Problem statement » Retype the listing that follows, word for word.

(Dataset listings of figures)
— start —

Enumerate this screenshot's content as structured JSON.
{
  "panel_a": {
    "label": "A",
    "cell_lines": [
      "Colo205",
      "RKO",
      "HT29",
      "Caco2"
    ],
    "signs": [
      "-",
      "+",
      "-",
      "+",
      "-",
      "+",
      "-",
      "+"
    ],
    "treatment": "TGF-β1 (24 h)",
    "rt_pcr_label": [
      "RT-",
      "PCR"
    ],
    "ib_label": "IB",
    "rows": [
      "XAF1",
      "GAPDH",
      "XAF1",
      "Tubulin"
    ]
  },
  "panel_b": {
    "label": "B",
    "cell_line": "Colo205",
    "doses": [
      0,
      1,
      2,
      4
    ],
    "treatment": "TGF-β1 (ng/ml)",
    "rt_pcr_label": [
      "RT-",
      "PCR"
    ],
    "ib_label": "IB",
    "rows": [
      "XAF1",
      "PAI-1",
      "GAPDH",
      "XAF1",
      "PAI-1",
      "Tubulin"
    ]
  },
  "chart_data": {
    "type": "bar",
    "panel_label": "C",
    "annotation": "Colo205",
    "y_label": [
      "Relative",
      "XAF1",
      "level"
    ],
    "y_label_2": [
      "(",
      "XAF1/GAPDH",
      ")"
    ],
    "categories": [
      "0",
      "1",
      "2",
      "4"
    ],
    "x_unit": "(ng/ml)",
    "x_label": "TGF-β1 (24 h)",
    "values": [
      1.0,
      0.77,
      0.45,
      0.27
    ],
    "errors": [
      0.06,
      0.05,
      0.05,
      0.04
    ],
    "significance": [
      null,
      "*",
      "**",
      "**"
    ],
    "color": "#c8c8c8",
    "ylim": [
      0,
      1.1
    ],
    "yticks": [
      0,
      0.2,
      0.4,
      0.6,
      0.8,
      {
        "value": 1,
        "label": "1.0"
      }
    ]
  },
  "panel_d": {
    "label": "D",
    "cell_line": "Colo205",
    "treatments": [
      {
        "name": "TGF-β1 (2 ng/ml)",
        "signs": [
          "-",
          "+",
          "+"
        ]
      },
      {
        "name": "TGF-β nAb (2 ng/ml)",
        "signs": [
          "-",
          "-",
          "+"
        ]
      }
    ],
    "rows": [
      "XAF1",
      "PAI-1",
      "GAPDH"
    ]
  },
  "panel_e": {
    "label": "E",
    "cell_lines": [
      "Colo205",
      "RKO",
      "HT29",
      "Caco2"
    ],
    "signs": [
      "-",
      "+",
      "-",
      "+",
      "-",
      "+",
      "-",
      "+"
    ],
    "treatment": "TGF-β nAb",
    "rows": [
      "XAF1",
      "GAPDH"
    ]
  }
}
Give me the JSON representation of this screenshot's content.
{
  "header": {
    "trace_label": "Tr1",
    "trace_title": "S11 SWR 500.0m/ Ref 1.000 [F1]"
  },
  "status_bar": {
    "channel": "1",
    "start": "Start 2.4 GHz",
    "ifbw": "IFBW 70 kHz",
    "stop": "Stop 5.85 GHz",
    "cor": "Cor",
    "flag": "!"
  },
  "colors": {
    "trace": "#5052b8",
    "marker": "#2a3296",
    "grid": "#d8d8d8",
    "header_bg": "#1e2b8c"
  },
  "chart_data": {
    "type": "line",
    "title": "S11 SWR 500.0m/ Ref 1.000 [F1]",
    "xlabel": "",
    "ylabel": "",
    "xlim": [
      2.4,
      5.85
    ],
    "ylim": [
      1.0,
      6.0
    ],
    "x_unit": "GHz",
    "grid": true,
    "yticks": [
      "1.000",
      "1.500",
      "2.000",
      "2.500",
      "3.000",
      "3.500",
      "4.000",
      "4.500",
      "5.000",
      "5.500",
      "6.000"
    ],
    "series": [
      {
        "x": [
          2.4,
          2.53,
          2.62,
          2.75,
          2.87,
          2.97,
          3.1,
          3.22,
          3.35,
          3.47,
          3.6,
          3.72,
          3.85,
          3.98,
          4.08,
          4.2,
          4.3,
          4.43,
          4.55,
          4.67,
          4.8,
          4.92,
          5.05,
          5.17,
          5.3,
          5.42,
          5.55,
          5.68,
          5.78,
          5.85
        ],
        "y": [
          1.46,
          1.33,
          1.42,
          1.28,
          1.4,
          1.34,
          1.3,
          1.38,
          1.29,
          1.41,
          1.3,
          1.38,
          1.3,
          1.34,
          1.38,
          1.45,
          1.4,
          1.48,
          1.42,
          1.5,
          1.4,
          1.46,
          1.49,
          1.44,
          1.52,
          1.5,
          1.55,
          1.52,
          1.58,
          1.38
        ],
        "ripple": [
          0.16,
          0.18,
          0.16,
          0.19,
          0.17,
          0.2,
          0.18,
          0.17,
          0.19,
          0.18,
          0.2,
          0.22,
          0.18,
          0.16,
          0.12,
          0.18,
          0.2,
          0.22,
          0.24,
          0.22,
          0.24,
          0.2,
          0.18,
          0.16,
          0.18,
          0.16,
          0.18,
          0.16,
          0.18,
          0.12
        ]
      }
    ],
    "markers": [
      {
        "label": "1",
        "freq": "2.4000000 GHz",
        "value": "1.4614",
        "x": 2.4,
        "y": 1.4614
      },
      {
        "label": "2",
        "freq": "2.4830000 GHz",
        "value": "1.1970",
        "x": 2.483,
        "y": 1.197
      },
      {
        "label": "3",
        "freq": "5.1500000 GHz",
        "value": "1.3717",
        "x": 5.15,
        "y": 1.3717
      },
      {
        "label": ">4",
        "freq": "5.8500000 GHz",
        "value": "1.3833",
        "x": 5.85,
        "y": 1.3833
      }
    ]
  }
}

— end —

Finished answer »
Enumerate this screenshot's content as structured JSON.
{
  "panel_a": {
    "label": "A",
    "cell_lines": [
      "Colo205",
      "RKO",
      "HT29",
      "Caco2"
    ],
    "signs": [
      "-",
      "+",
      "-",
      "+",
      "-",
      "+",
      "-",
      "+"
    ],
    "treatment": "TGF-β1 (24 h)",
    "rt_pcr_label": [
      "RT-",
      "PCR"
    ],
    "ib_label": "IB",
    "rows": [
      "XAF1",
      "GAPDH",
      "XAF1",
      "Tubulin"
    ]
  },
  "panel_b": {
    "label": "B",
    "cell_line": "Colo205",
    "doses": [
      0,
      1,
      2,
      4
    ],
    "treatment": "TGF-β1 (ng/ml)",
    "rt_pcr_label": [
      "RT-",
      "PCR"
    ],
    "ib_label": "IB",
    "rows": [
      "XAF1",
      "PAI-1",
      "GAPDH",
      "XAF1",
      "PAI-1",
      "Tubulin"
    ]
  },
  "chart_data": {
    "type": "bar",
    "panel_label": "C",
    "annotation": "Colo205",
    "y_label": [
      "Relative",
      "XAF1",
      "level"
    ],
    "y_label_2": [
      "(",
      "XAF1/GAPDH",
      ")"
    ],
    "categories": [
      "0",
      "1",
      "2",
      "4"
    ],
    "x_unit": "(ng/ml)",
    "x_label": "TGF-β1 (24 h)",
    "values": [
      1.0,
      0.77,
      0.45,
      0.27
    ],
    "errors": [
      0.06,
      0.05,
      0.05,
      0.04
    ],
    "significance": [
      null,
      "*",
      "**",
      "**"
    ],
    "color": "#c8c8c8",
    "ylim": [
      0,
      1.1
    ],
    "yticks": [
      0,
      0.2,
      0.4,
      0.6,
      0.8,
      {
        "value": 1,
        "label": "1.0"
      }
    ]
  },
  "panel_d": {
    "label": "D",
    "cell_line": "Colo205",
    "treatments": [
      {
        "name": "TGF-β1 (2 ng/ml)",
        "signs": [
          "-",
          "+",
          "+"
        ]
      },
      {
        "name": "TGF-β nAb (2 ng/ml)",
        "signs": [
          "-",
          "-",
          "+"
        ]
      }
    ],
    "rows": [
      "XAF1",
      "PAI-1",
      "GAPDH"
    ]
  },
  "panel_e": {
    "label": "E",
    "cell_lines": [
      "Colo205",
      "RKO",
      "HT29",
      "Caco2"
    ],
    "signs": [
      "-",
      "+",
      "-",
      "+",
      "-",
      "+",
      "-",
      "+"
    ],
    "treatment": "TGF-β nAb",
    "rows": [
      "XAF1",
      "GAPDH"
    ]
  }
}
Give me the JSON representation of this screenshot's content.
{
  "header": {
    "trace_label": "Tr1",
    "trace_title": "S11 SWR 500.0m/ Ref 1.000 [F1]"
  },
  "status_bar": {
    "channel": "1",
    "start": "Start 2.4 GHz",
    "ifbw": "IFBW 70 kHz",
    "stop": "Stop 5.85 GHz",
    "cor": "Cor",
    "flag": "!"
  },
  "colors": {
    "trace": "#5052b8",
    "marker": "#2a3296",
    "grid": "#d8d8d8",
    "header_bg": "#1e2b8c"
  },
  "chart_data": {
    "type": "line",
    "title": "S11 SWR 500.0m/ Ref 1.000 [F1]",
    "xlabel": "",
    "ylabel": "",
    "xlim": [
      2.4,
      5.85
    ],
    "ylim": [
      1.0,
      6.0
    ],
    "x_unit": "GHz",
    "grid": true,
    "yticks": [
      "1.000",
      "1.500",
      "2.000",
      "2.500",
      "3.000",
      "3.500",
      "4.000",
      "4.500",
      "5.000",
      "5.500",
      "6.000"
    ],
    "series": [
      {
        "x": [
          2.4,
          2.53,
          2.62,
          2.75,
          2.87,
          2.97,
          3.1,
          3.22,
          3.35,
          3.47,
          3.6,
          3.72,
          3.85,
          3.98,
          4.08,
          4.2,
          4.3,
          4.43,
          4.55,
          4.67,
          4.8,
          4.92,
          5.05,
          5.17,
          5.3,
          5.42,
          5.55,
          5.68,
          5.78,
          5.85
        ],
        "y": [
          1.46,
          1.33,
          1.42,
          1.28,
          1.4,
          1.34,
          1.3,
          1.38,
          1.29,
          1.41,
          1.3,
          1.38,
          1.3,
          1.34,
          1.38,
          1.45,
          1.4,
          1.48,
          1.42,
          1.5,
          1.4,
          1.46,
          1.49,
          1.44,
          1.52,
          1.5,
          1.55,
          1.52,
          1.58,
          1.38
        ],
        "ripple": [
          0.16,
          0.18,
          0.16,
          0.19,
          0.17,
          0.2,
          0.18,
          0.17,
          0.19,
          0.18,
          0.2,
          0.22,
          0.18,
          0.16,
          0.12,
          0.18,
          0.2,
          0.22,
          0.24,
          0.22,
          0.24,
          0.2,
          0.18,
          0.16,
          0.18,
          0.16,
          0.18,
          0.16,
          0.18,
          0.12
        ]
      }
    ],
    "markers": [
      {
        "label": "1",
        "freq": "2.4000000 GHz",
        "value": "1.4614",
        "x": 2.4,
        "y": 1.4614
      },
      {
        "label": "2",
        "freq": "2.4830000 GHz",
        "value": "1.1970",
        "x": 2.483,
        "y": 1.197
      },
      {
        "label": "3",
        "freq": "5.1500000 GHz",
        "value": "1.3717",
        "x": 5.15,
        "y": 1.3717
      },
      {
        "label": ">4",
        "freq": "5.8500000 GHz",
        "value": "1.3833",
        "x": 5.85,
        "y": 1.3833
      }
    ]
  }
}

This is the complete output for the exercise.